박스 주석 데이터:
○ ○ ○ ○

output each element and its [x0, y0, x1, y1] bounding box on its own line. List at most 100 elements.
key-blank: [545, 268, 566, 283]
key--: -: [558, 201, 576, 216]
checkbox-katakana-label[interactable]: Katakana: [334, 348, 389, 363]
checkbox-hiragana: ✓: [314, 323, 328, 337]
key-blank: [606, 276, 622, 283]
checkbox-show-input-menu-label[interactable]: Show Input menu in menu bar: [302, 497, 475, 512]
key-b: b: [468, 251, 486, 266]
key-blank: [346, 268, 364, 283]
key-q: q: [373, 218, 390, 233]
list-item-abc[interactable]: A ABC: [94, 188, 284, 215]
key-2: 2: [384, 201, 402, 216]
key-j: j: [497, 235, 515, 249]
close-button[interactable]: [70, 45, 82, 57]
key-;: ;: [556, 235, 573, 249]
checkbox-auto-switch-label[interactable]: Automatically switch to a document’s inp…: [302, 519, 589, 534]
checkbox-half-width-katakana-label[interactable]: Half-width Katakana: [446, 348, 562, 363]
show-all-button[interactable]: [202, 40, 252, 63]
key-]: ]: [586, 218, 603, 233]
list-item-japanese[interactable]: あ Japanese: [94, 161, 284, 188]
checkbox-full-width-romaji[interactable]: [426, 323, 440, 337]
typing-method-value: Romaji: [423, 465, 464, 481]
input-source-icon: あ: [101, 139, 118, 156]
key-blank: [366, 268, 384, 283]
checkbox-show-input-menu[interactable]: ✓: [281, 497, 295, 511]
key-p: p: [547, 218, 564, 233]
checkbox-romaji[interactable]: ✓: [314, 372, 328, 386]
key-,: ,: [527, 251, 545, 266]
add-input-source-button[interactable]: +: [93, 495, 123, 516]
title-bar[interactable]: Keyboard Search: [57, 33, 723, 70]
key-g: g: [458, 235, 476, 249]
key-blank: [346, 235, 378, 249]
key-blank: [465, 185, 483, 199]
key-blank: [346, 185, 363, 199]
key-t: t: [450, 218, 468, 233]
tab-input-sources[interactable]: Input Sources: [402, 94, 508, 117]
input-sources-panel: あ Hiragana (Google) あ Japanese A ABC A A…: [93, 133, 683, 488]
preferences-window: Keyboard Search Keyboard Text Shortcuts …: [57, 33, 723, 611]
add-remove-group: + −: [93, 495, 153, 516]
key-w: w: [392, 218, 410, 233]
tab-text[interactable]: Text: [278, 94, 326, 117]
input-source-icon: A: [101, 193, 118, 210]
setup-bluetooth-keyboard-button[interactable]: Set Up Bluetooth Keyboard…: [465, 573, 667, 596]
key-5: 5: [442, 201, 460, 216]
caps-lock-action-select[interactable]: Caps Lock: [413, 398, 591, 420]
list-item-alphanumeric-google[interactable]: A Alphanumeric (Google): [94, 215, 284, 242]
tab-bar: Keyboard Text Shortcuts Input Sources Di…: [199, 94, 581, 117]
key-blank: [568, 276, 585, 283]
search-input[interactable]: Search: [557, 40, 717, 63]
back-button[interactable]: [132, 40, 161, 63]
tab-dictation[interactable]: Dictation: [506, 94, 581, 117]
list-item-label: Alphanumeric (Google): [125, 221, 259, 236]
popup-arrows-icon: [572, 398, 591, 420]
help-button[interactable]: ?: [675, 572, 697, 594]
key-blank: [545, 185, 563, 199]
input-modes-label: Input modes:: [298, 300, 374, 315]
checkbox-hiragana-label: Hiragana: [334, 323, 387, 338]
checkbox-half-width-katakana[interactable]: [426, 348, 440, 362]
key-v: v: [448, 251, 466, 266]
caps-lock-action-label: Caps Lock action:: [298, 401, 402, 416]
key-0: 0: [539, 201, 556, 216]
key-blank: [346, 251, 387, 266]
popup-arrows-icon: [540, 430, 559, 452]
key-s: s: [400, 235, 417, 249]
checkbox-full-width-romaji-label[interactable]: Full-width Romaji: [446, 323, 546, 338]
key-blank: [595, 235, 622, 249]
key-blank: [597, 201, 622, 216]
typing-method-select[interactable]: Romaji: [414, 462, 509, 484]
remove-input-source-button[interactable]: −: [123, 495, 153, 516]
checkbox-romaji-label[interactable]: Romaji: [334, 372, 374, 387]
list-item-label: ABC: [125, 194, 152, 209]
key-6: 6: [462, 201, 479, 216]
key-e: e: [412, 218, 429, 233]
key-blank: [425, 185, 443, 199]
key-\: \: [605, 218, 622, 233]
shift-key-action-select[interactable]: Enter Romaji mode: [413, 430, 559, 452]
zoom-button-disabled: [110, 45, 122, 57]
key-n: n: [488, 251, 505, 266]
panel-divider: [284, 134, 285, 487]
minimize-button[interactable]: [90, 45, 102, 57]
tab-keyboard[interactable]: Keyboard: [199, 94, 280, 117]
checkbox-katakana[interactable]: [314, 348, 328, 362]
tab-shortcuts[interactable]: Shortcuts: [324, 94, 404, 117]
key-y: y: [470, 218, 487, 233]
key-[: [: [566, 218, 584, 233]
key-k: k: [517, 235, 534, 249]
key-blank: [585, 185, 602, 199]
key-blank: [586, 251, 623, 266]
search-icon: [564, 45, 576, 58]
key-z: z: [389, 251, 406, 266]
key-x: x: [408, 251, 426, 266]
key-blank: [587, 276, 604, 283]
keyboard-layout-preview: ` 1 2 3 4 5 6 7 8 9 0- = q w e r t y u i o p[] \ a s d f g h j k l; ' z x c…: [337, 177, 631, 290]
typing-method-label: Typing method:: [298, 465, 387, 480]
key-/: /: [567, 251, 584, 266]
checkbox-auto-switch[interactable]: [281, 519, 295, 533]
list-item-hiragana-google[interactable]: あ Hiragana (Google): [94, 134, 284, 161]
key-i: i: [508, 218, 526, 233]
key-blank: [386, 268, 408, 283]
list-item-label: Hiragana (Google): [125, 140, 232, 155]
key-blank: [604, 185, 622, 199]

○ ○ ○ ○

위 기록의 모든 줄을 한 글자도 바꾸지 말고 그대로 옮겨 적어 주세요.

output each element and its [x0, y0, x1, y1] bounding box on its own line. List at most 100 elements.
key-blank: [545, 268, 566, 283]
key--: -: [558, 201, 576, 216]
checkbox-katakana-label[interactable]: Katakana: [334, 348, 389, 363]
checkbox-hiragana: ✓: [314, 323, 328, 337]
key-blank: [606, 276, 622, 283]
checkbox-show-input-menu-label[interactable]: Show Input menu in menu bar: [302, 497, 475, 512]
key-b: b: [468, 251, 486, 266]
key-blank: [346, 268, 364, 283]
key-q: q: [373, 218, 390, 233]
list-item-abc[interactable]: A ABC: [94, 188, 284, 215]
key-2: 2: [384, 201, 402, 216]
key-j: j: [497, 235, 515, 249]
close-button[interactable]: [70, 45, 82, 57]
key-;: ;: [556, 235, 573, 249]
checkbox-auto-switch-label[interactable]: Automatically switch to a document’s inp…: [302, 519, 589, 534]
checkbox-half-width-katakana-label[interactable]: Half-width Katakana: [446, 348, 562, 363]
show-all-button[interactable]: [202, 40, 252, 63]
key-]: ]: [586, 218, 603, 233]
list-item-japanese[interactable]: あ Japanese: [94, 161, 284, 188]
checkbox-full-width-romaji[interactable]: [426, 323, 440, 337]
typing-method-value: Romaji: [423, 465, 464, 481]
input-source-icon: あ: [101, 139, 118, 156]
key-blank: [366, 268, 384, 283]
checkbox-show-input-menu[interactable]: ✓: [281, 497, 295, 511]
key-p: p: [547, 218, 564, 233]
checkbox-romaji[interactable]: ✓: [314, 372, 328, 386]
key-,: ,: [527, 251, 545, 266]
add-input-source-button[interactable]: +: [93, 495, 123, 516]
title-bar[interactable]: Keyboard Search: [57, 33, 723, 70]
key-g: g: [458, 235, 476, 249]
key-blank: [346, 235, 378, 249]
key-blank: [465, 185, 483, 199]
key-blank: [346, 185, 363, 199]
key-t: t: [450, 218, 468, 233]
tab-input-sources[interactable]: Input Sources: [402, 94, 508, 117]
input-sources-panel: あ Hiragana (Google) あ Japanese A ABC A A…: [93, 133, 683, 488]
preferences-window: Keyboard Search Keyboard Text Shortcuts …: [57, 33, 723, 611]
add-remove-group: + −: [93, 495, 153, 516]
key-w: w: [392, 218, 410, 233]
tab-text[interactable]: Text: [278, 94, 326, 117]
input-source-icon: A: [101, 193, 118, 210]
setup-bluetooth-keyboard-button[interactable]: Set Up Bluetooth Keyboard…: [465, 573, 667, 596]
key-5: 5: [442, 201, 460, 216]
caps-lock-action-select[interactable]: Caps Lock: [413, 398, 591, 420]
list-item-alphanumeric-google[interactable]: A Alphanumeric (Google): [94, 215, 284, 242]
tab-bar: Keyboard Text Shortcuts Input Sources Di…: [199, 94, 581, 117]
key-blank: [568, 276, 585, 283]
search-input[interactable]: Search: [557, 40, 717, 63]
back-button[interactable]: [132, 40, 161, 63]
tab-dictation[interactable]: Dictation: [506, 94, 581, 117]
list-item-label: Alphanumeric (Google): [125, 221, 259, 236]
popup-arrows-icon: [572, 398, 591, 420]
help-button[interactable]: ?: [675, 572, 697, 594]
key-blank: [545, 185, 563, 199]
input-modes-label: Input modes:: [298, 300, 374, 315]
checkbox-hiragana-label: Hiragana: [334, 323, 387, 338]
checkbox-half-width-katakana[interactable]: [426, 348, 440, 362]
key-v: v: [448, 251, 466, 266]
caps-lock-action-label: Caps Lock action:: [298, 401, 402, 416]
key-0: 0: [539, 201, 556, 216]
key-blank: [346, 251, 387, 266]
popup-arrows-icon: [540, 430, 559, 452]
key-s: s: [400, 235, 417, 249]
checkbox-full-width-romaji-label[interactable]: Full-width Romaji: [446, 323, 546, 338]
key-blank: [595, 235, 622, 249]
key-blank: [597, 201, 622, 216]
typing-method-select[interactable]: Romaji: [414, 462, 509, 484]
remove-input-source-button[interactable]: −: [123, 495, 153, 516]
checkbox-romaji-label[interactable]: Romaji: [334, 372, 374, 387]
list-item-label: ABC: [125, 194, 152, 209]
key-6: 6: [462, 201, 479, 216]
key-e: e: [412, 218, 429, 233]
key-blank: [425, 185, 443, 199]
key-\: \: [605, 218, 622, 233]
shift-key-action-select[interactable]: Enter Romaji mode: [413, 430, 559, 452]
zoom-button-disabled: [110, 45, 122, 57]
key-n: n: [488, 251, 505, 266]
panel-divider: [284, 134, 285, 487]
minimize-button[interactable]: [90, 45, 102, 57]
tab-keyboard[interactable]: Keyboard: [199, 94, 280, 117]
checkbox-katakana[interactable]: [314, 348, 328, 362]
tab-shortcuts[interactable]: Shortcuts: [324, 94, 404, 117]
key-y: y: [470, 218, 487, 233]
key-[: [: [566, 218, 584, 233]
key-k: k: [517, 235, 534, 249]
key-blank: [585, 185, 602, 199]
key-blank: [586, 251, 623, 266]
search-icon: [564, 45, 576, 58]
key-z: z: [389, 251, 406, 266]
key-x: x: [408, 251, 426, 266]
key-blank: [587, 276, 604, 283]
keyboard-layout-preview: ` 1 2 3 4 5 6 7 8 9 0- = q w e r t y u i o p[] \ a s d f g h j k l; ' z x c…: [337, 177, 631, 290]
typing-method-label: Typing method:: [298, 465, 387, 480]
key-/: /: [567, 251, 584, 266]
checkbox-auto-switch[interactable]: [281, 519, 295, 533]
list-item-hiragana-google[interactable]: あ Hiragana (Google): [94, 134, 284, 161]
key-i: i: [508, 218, 526, 233]
key-blank: [386, 268, 408, 283]
list-item-label: Hiragana (Google): [125, 140, 232, 155]
key-blank: [604, 185, 622, 199]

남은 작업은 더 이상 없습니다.